[Stored data]
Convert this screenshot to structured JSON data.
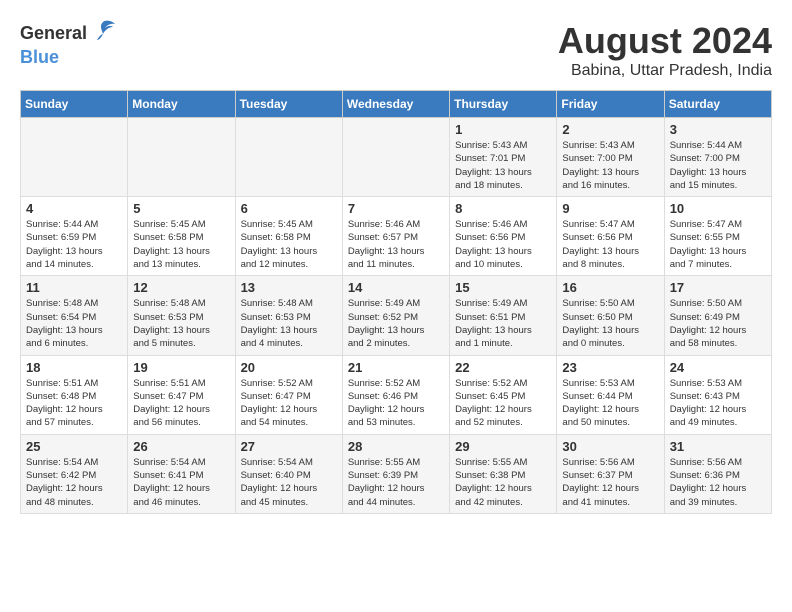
{
  "logo": {
    "general": "General",
    "blue": "Blue"
  },
  "title": {
    "month_year": "August 2024",
    "location": "Babina, Uttar Pradesh, India"
  },
  "headers": [
    "Sunday",
    "Monday",
    "Tuesday",
    "Wednesday",
    "Thursday",
    "Friday",
    "Saturday"
  ],
  "weeks": [
    [
      {
        "day": "",
        "info": ""
      },
      {
        "day": "",
        "info": ""
      },
      {
        "day": "",
        "info": ""
      },
      {
        "day": "",
        "info": ""
      },
      {
        "day": "1",
        "info": "Sunrise: 5:43 AM\nSunset: 7:01 PM\nDaylight: 13 hours\nand 18 minutes."
      },
      {
        "day": "2",
        "info": "Sunrise: 5:43 AM\nSunset: 7:00 PM\nDaylight: 13 hours\nand 16 minutes."
      },
      {
        "day": "3",
        "info": "Sunrise: 5:44 AM\nSunset: 7:00 PM\nDaylight: 13 hours\nand 15 minutes."
      }
    ],
    [
      {
        "day": "4",
        "info": "Sunrise: 5:44 AM\nSunset: 6:59 PM\nDaylight: 13 hours\nand 14 minutes."
      },
      {
        "day": "5",
        "info": "Sunrise: 5:45 AM\nSunset: 6:58 PM\nDaylight: 13 hours\nand 13 minutes."
      },
      {
        "day": "6",
        "info": "Sunrise: 5:45 AM\nSunset: 6:58 PM\nDaylight: 13 hours\nand 12 minutes."
      },
      {
        "day": "7",
        "info": "Sunrise: 5:46 AM\nSunset: 6:57 PM\nDaylight: 13 hours\nand 11 minutes."
      },
      {
        "day": "8",
        "info": "Sunrise: 5:46 AM\nSunset: 6:56 PM\nDaylight: 13 hours\nand 10 minutes."
      },
      {
        "day": "9",
        "info": "Sunrise: 5:47 AM\nSunset: 6:56 PM\nDaylight: 13 hours\nand 8 minutes."
      },
      {
        "day": "10",
        "info": "Sunrise: 5:47 AM\nSunset: 6:55 PM\nDaylight: 13 hours\nand 7 minutes."
      }
    ],
    [
      {
        "day": "11",
        "info": "Sunrise: 5:48 AM\nSunset: 6:54 PM\nDaylight: 13 hours\nand 6 minutes."
      },
      {
        "day": "12",
        "info": "Sunrise: 5:48 AM\nSunset: 6:53 PM\nDaylight: 13 hours\nand 5 minutes."
      },
      {
        "day": "13",
        "info": "Sunrise: 5:48 AM\nSunset: 6:53 PM\nDaylight: 13 hours\nand 4 minutes."
      },
      {
        "day": "14",
        "info": "Sunrise: 5:49 AM\nSunset: 6:52 PM\nDaylight: 13 hours\nand 2 minutes."
      },
      {
        "day": "15",
        "info": "Sunrise: 5:49 AM\nSunset: 6:51 PM\nDaylight: 13 hours\nand 1 minute."
      },
      {
        "day": "16",
        "info": "Sunrise: 5:50 AM\nSunset: 6:50 PM\nDaylight: 13 hours\nand 0 minutes."
      },
      {
        "day": "17",
        "info": "Sunrise: 5:50 AM\nSunset: 6:49 PM\nDaylight: 12 hours\nand 58 minutes."
      }
    ],
    [
      {
        "day": "18",
        "info": "Sunrise: 5:51 AM\nSunset: 6:48 PM\nDaylight: 12 hours\nand 57 minutes."
      },
      {
        "day": "19",
        "info": "Sunrise: 5:51 AM\nSunset: 6:47 PM\nDaylight: 12 hours\nand 56 minutes."
      },
      {
        "day": "20",
        "info": "Sunrise: 5:52 AM\nSunset: 6:47 PM\nDaylight: 12 hours\nand 54 minutes."
      },
      {
        "day": "21",
        "info": "Sunrise: 5:52 AM\nSunset: 6:46 PM\nDaylight: 12 hours\nand 53 minutes."
      },
      {
        "day": "22",
        "info": "Sunrise: 5:52 AM\nSunset: 6:45 PM\nDaylight: 12 hours\nand 52 minutes."
      },
      {
        "day": "23",
        "info": "Sunrise: 5:53 AM\nSunset: 6:44 PM\nDaylight: 12 hours\nand 50 minutes."
      },
      {
        "day": "24",
        "info": "Sunrise: 5:53 AM\nSunset: 6:43 PM\nDaylight: 12 hours\nand 49 minutes."
      }
    ],
    [
      {
        "day": "25",
        "info": "Sunrise: 5:54 AM\nSunset: 6:42 PM\nDaylight: 12 hours\nand 48 minutes."
      },
      {
        "day": "26",
        "info": "Sunrise: 5:54 AM\nSunset: 6:41 PM\nDaylight: 12 hours\nand 46 minutes."
      },
      {
        "day": "27",
        "info": "Sunrise: 5:54 AM\nSunset: 6:40 PM\nDaylight: 12 hours\nand 45 minutes."
      },
      {
        "day": "28",
        "info": "Sunrise: 5:55 AM\nSunset: 6:39 PM\nDaylight: 12 hours\nand 44 minutes."
      },
      {
        "day": "29",
        "info": "Sunrise: 5:55 AM\nSunset: 6:38 PM\nDaylight: 12 hours\nand 42 minutes."
      },
      {
        "day": "30",
        "info": "Sunrise: 5:56 AM\nSunset: 6:37 PM\nDaylight: 12 hours\nand 41 minutes."
      },
      {
        "day": "31",
        "info": "Sunrise: 5:56 AM\nSunset: 6:36 PM\nDaylight: 12 hours\nand 39 minutes."
      }
    ]
  ]
}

### OBJECTIVE
Leave the pictures out and print the records above exactly as they stand.

### IN RESPONSE
Convert this screenshot to structured JSON data.
{
  "logo": {
    "general": "General",
    "blue": "Blue"
  },
  "title": {
    "month_year": "August 2024",
    "location": "Babina, Uttar Pradesh, India"
  },
  "headers": [
    "Sunday",
    "Monday",
    "Tuesday",
    "Wednesday",
    "Thursday",
    "Friday",
    "Saturday"
  ],
  "weeks": [
    [
      {
        "day": "",
        "info": ""
      },
      {
        "day": "",
        "info": ""
      },
      {
        "day": "",
        "info": ""
      },
      {
        "day": "",
        "info": ""
      },
      {
        "day": "1",
        "info": "Sunrise: 5:43 AM\nSunset: 7:01 PM\nDaylight: 13 hours\nand 18 minutes."
      },
      {
        "day": "2",
        "info": "Sunrise: 5:43 AM\nSunset: 7:00 PM\nDaylight: 13 hours\nand 16 minutes."
      },
      {
        "day": "3",
        "info": "Sunrise: 5:44 AM\nSunset: 7:00 PM\nDaylight: 13 hours\nand 15 minutes."
      }
    ],
    [
      {
        "day": "4",
        "info": "Sunrise: 5:44 AM\nSunset: 6:59 PM\nDaylight: 13 hours\nand 14 minutes."
      },
      {
        "day": "5",
        "info": "Sunrise: 5:45 AM\nSunset: 6:58 PM\nDaylight: 13 hours\nand 13 minutes."
      },
      {
        "day": "6",
        "info": "Sunrise: 5:45 AM\nSunset: 6:58 PM\nDaylight: 13 hours\nand 12 minutes."
      },
      {
        "day": "7",
        "info": "Sunrise: 5:46 AM\nSunset: 6:57 PM\nDaylight: 13 hours\nand 11 minutes."
      },
      {
        "day": "8",
        "info": "Sunrise: 5:46 AM\nSunset: 6:56 PM\nDaylight: 13 hours\nand 10 minutes."
      },
      {
        "day": "9",
        "info": "Sunrise: 5:47 AM\nSunset: 6:56 PM\nDaylight: 13 hours\nand 8 minutes."
      },
      {
        "day": "10",
        "info": "Sunrise: 5:47 AM\nSunset: 6:55 PM\nDaylight: 13 hours\nand 7 minutes."
      }
    ],
    [
      {
        "day": "11",
        "info": "Sunrise: 5:48 AM\nSunset: 6:54 PM\nDaylight: 13 hours\nand 6 minutes."
      },
      {
        "day": "12",
        "info": "Sunrise: 5:48 AM\nSunset: 6:53 PM\nDaylight: 13 hours\nand 5 minutes."
      },
      {
        "day": "13",
        "info": "Sunrise: 5:48 AM\nSunset: 6:53 PM\nDaylight: 13 hours\nand 4 minutes."
      },
      {
        "day": "14",
        "info": "Sunrise: 5:49 AM\nSunset: 6:52 PM\nDaylight: 13 hours\nand 2 minutes."
      },
      {
        "day": "15",
        "info": "Sunrise: 5:49 AM\nSunset: 6:51 PM\nDaylight: 13 hours\nand 1 minute."
      },
      {
        "day": "16",
        "info": "Sunrise: 5:50 AM\nSunset: 6:50 PM\nDaylight: 13 hours\nand 0 minutes."
      },
      {
        "day": "17",
        "info": "Sunrise: 5:50 AM\nSunset: 6:49 PM\nDaylight: 12 hours\nand 58 minutes."
      }
    ],
    [
      {
        "day": "18",
        "info": "Sunrise: 5:51 AM\nSunset: 6:48 PM\nDaylight: 12 hours\nand 57 minutes."
      },
      {
        "day": "19",
        "info": "Sunrise: 5:51 AM\nSunset: 6:47 PM\nDaylight: 12 hours\nand 56 minutes."
      },
      {
        "day": "20",
        "info": "Sunrise: 5:52 AM\nSunset: 6:47 PM\nDaylight: 12 hours\nand 54 minutes."
      },
      {
        "day": "21",
        "info": "Sunrise: 5:52 AM\nSunset: 6:46 PM\nDaylight: 12 hours\nand 53 minutes."
      },
      {
        "day": "22",
        "info": "Sunrise: 5:52 AM\nSunset: 6:45 PM\nDaylight: 12 hours\nand 52 minutes."
      },
      {
        "day": "23",
        "info": "Sunrise: 5:53 AM\nSunset: 6:44 PM\nDaylight: 12 hours\nand 50 minutes."
      },
      {
        "day": "24",
        "info": "Sunrise: 5:53 AM\nSunset: 6:43 PM\nDaylight: 12 hours\nand 49 minutes."
      }
    ],
    [
      {
        "day": "25",
        "info": "Sunrise: 5:54 AM\nSunset: 6:42 PM\nDaylight: 12 hours\nand 48 minutes."
      },
      {
        "day": "26",
        "info": "Sunrise: 5:54 AM\nSunset: 6:41 PM\nDaylight: 12 hours\nand 46 minutes."
      },
      {
        "day": "27",
        "info": "Sunrise: 5:54 AM\nSunset: 6:40 PM\nDaylight: 12 hours\nand 45 minutes."
      },
      {
        "day": "28",
        "info": "Sunrise: 5:55 AM\nSunset: 6:39 PM\nDaylight: 12 hours\nand 44 minutes."
      },
      {
        "day": "29",
        "info": "Sunrise: 5:55 AM\nSunset: 6:38 PM\nDaylight: 12 hours\nand 42 minutes."
      },
      {
        "day": "30",
        "info": "Sunrise: 5:56 AM\nSunset: 6:37 PM\nDaylight: 12 hours\nand 41 minutes."
      },
      {
        "day": "31",
        "info": "Sunrise: 5:56 AM\nSunset: 6:36 PM\nDaylight: 12 hours\nand 39 minutes."
      }
    ]
  ]
}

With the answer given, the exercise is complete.